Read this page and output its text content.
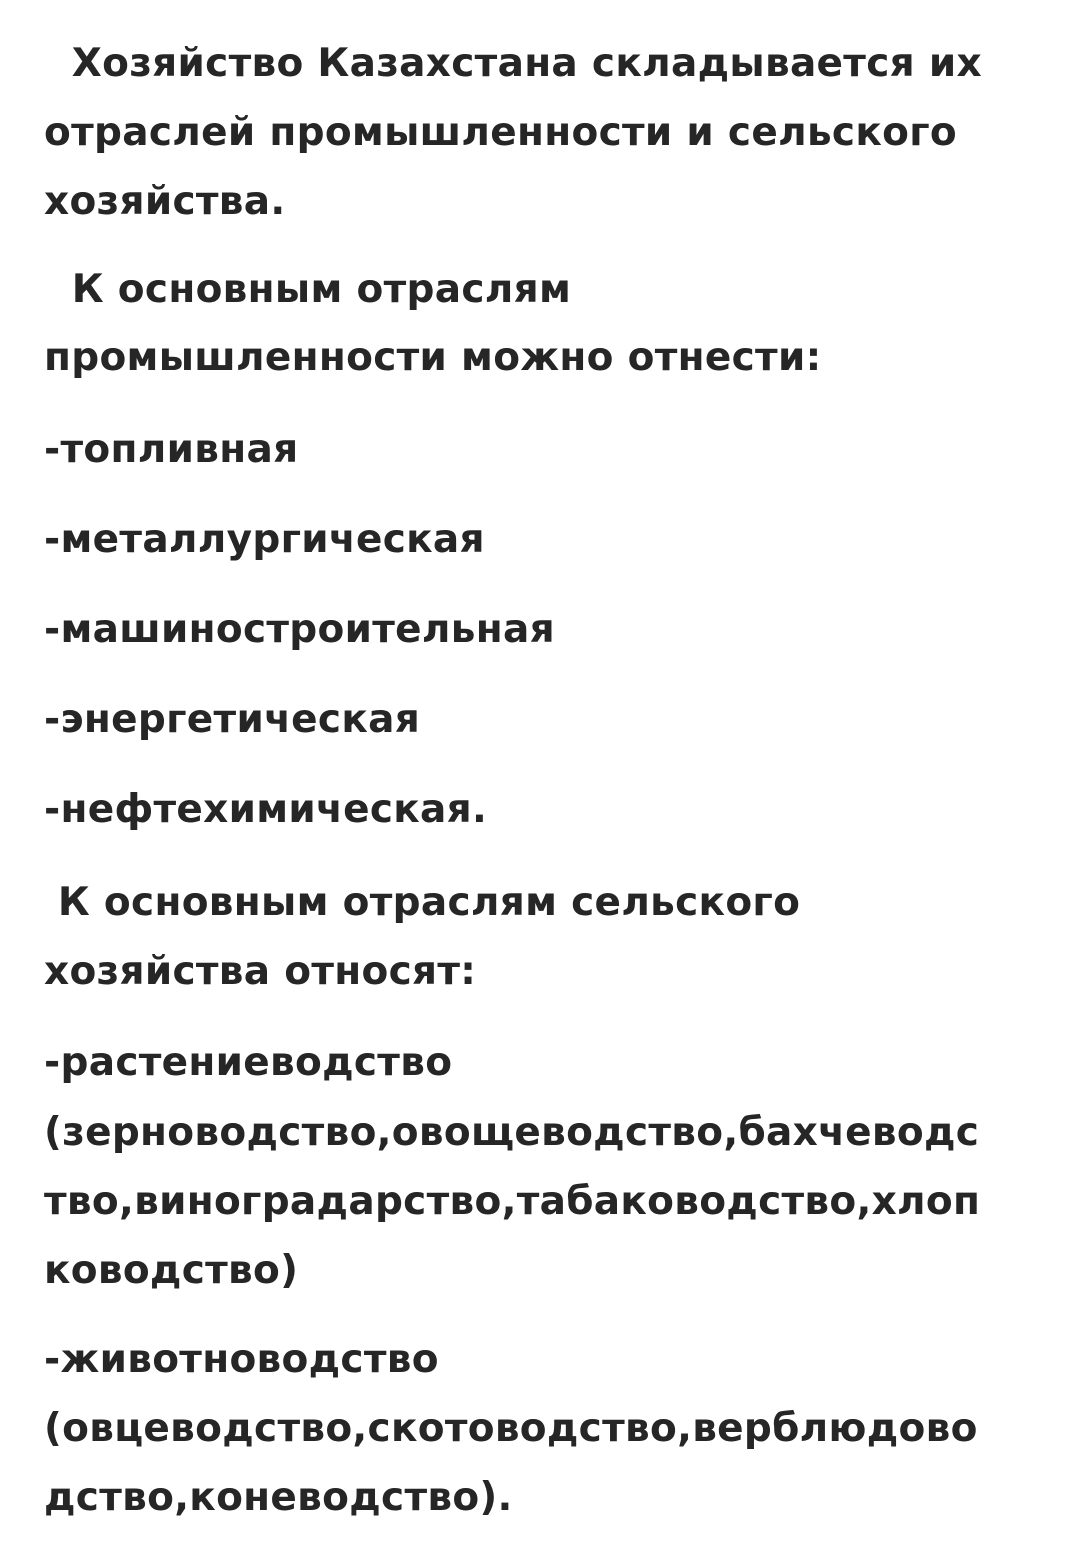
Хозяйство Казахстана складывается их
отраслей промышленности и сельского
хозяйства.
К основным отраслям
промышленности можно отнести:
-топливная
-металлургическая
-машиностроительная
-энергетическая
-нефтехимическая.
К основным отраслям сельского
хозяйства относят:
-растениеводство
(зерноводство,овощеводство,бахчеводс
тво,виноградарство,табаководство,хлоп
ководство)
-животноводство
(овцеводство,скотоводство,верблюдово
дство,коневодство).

_ _ _

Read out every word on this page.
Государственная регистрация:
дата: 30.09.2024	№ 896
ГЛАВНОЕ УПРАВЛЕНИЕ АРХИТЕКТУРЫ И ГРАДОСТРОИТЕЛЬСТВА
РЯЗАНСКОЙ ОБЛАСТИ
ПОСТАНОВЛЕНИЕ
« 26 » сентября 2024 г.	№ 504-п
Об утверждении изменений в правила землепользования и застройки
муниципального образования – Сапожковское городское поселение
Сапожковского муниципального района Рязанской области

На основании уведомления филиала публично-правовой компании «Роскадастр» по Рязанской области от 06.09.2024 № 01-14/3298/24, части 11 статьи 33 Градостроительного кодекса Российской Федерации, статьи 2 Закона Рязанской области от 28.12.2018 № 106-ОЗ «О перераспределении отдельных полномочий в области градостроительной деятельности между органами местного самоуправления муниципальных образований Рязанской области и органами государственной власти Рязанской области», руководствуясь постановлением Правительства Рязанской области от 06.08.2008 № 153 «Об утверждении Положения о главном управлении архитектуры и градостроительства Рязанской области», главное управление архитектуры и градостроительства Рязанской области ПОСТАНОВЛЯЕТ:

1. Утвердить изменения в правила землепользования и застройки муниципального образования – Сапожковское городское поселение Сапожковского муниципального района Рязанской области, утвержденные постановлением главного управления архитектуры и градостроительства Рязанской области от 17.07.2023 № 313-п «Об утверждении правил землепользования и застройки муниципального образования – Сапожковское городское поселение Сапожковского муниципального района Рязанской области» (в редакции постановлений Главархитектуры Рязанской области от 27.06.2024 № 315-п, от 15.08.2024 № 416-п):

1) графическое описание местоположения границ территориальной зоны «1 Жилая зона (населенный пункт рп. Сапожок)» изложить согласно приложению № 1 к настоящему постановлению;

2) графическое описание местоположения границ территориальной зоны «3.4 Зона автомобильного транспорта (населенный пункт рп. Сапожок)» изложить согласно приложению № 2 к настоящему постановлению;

_ _ _

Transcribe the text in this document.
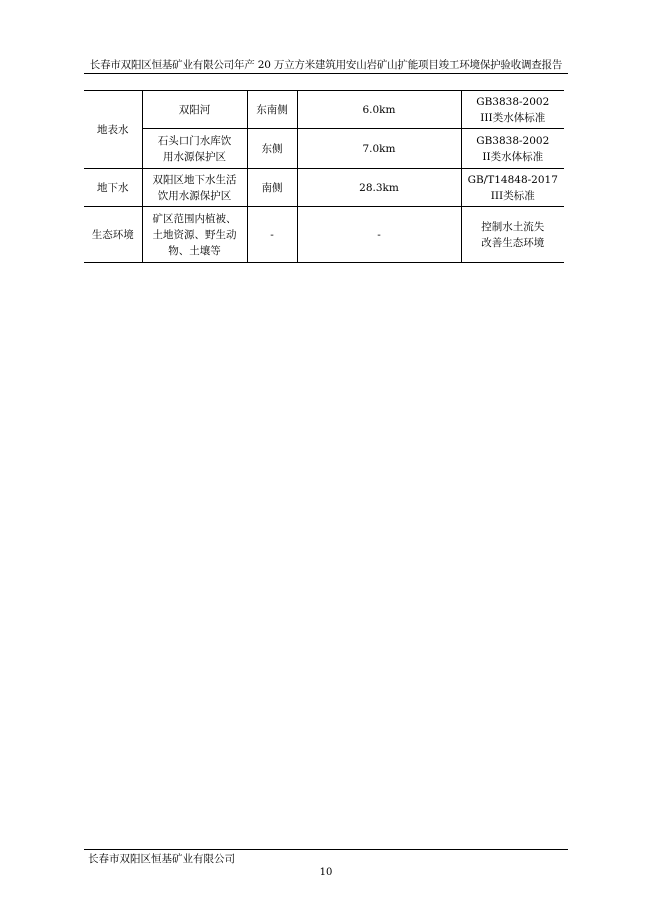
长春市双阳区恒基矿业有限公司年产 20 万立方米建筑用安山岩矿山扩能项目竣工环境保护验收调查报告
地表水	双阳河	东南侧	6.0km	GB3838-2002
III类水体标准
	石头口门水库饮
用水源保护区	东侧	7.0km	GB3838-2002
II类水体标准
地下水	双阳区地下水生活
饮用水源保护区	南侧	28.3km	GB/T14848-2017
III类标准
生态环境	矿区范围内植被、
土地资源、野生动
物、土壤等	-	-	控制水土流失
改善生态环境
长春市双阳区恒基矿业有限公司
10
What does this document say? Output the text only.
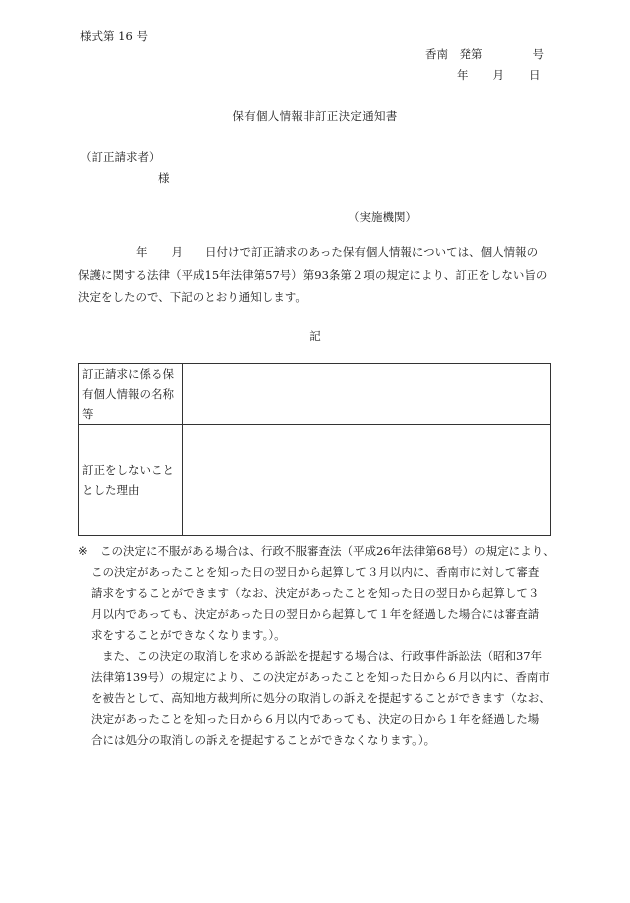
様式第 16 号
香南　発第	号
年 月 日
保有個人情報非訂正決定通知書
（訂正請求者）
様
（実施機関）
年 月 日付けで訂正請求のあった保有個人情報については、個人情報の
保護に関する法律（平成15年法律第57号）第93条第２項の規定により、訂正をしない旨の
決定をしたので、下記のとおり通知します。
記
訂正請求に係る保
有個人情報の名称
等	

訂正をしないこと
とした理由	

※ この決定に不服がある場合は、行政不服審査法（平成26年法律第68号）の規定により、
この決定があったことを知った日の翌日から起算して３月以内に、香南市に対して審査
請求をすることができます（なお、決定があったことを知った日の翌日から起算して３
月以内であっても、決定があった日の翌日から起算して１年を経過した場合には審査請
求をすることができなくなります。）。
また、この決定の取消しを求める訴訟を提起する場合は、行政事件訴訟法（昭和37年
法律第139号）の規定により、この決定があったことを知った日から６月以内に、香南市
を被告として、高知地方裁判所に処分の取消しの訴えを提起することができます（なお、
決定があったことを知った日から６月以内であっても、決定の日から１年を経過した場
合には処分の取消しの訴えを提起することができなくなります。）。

_ _ _

◆ Work to complete ◆
Identify and extract each line of the listing that contains "территориальной".

◆ In response ◆
1) графическое описание местоположения границ территориальной зоны «1 Жилая зона (населенный пункт рп. Сапожок)» изложить согласно приложению № 1 к настоящему постановлению;
2) графическое описание местоположения границ территориальной зоны «3.4 Зона автомобильного транспорта (населенный пункт рп. Сапожок)» изложить согласно приложению № 2 к настоящему постановлению;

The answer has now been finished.